Exercise aim: Extract each line containing the string "Петров".

-- START Data --

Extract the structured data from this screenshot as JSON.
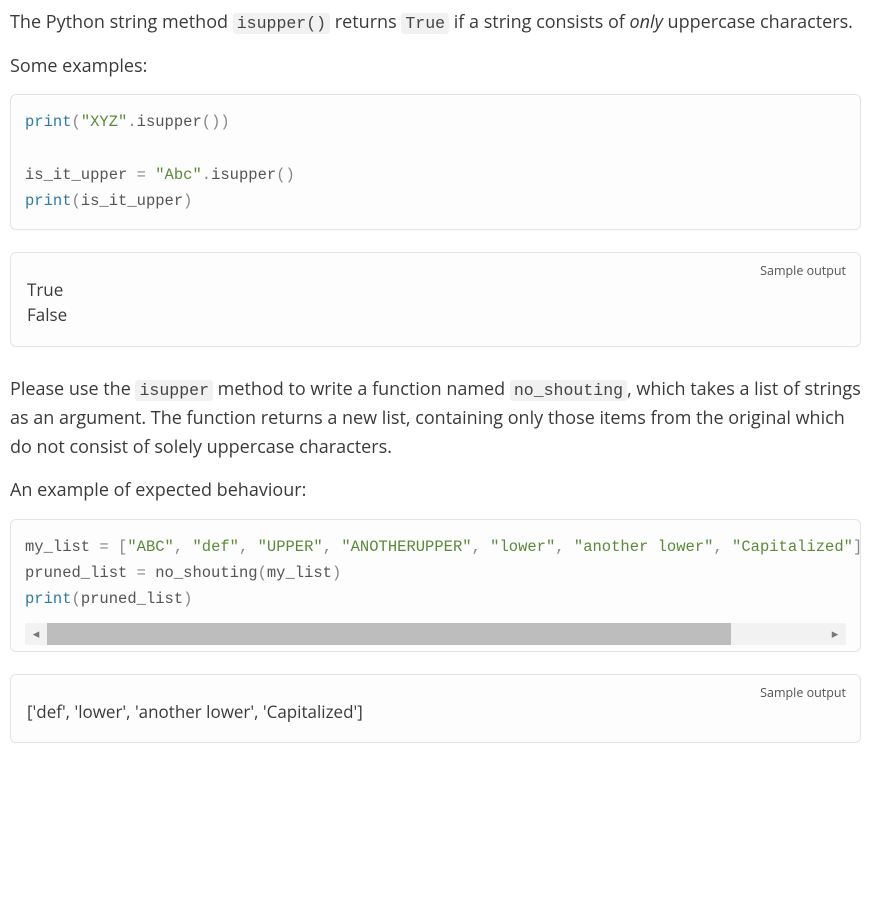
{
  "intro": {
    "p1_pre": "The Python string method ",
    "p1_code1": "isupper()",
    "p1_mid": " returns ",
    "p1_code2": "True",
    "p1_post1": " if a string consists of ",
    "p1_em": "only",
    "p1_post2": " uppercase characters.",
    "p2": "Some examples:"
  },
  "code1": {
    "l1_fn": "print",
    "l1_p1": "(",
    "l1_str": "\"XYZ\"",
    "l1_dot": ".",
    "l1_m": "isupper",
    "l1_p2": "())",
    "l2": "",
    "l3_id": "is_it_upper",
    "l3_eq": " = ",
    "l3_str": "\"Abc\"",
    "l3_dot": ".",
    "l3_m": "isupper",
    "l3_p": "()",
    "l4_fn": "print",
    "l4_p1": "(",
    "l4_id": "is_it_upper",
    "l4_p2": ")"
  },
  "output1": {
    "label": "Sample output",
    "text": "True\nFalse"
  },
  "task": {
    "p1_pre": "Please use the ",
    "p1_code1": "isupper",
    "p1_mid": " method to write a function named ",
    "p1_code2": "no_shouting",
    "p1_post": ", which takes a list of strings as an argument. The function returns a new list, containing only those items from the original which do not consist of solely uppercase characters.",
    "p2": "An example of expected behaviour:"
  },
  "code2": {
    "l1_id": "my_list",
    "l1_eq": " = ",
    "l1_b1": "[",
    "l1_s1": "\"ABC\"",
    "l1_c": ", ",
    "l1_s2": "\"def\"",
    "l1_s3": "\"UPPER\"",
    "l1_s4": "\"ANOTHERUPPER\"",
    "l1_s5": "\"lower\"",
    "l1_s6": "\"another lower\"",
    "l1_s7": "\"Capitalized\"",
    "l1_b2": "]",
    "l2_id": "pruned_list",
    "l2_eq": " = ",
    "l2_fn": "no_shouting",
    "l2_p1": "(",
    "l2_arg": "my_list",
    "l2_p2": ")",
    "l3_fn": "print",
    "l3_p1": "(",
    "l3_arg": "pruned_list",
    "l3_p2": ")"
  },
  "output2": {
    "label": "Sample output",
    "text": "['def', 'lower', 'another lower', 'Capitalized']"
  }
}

-- END Data --
-- START Data --

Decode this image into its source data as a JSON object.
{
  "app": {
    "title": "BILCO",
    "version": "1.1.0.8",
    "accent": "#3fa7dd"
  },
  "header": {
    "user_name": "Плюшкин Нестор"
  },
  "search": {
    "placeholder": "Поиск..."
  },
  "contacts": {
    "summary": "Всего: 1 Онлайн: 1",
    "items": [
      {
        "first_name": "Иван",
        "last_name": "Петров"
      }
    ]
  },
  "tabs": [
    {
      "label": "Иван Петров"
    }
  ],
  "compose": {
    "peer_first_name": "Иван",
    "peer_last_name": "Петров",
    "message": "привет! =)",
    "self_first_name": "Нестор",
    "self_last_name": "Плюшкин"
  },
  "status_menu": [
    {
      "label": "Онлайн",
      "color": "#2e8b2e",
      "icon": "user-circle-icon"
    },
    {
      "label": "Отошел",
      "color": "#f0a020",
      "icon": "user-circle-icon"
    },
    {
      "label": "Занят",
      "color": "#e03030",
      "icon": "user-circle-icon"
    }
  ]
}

-- END Data --

Answer to the exercise:
        "last_name": "Петров"
      "label": "Иван Петров"
    "peer_last_name": "Петров",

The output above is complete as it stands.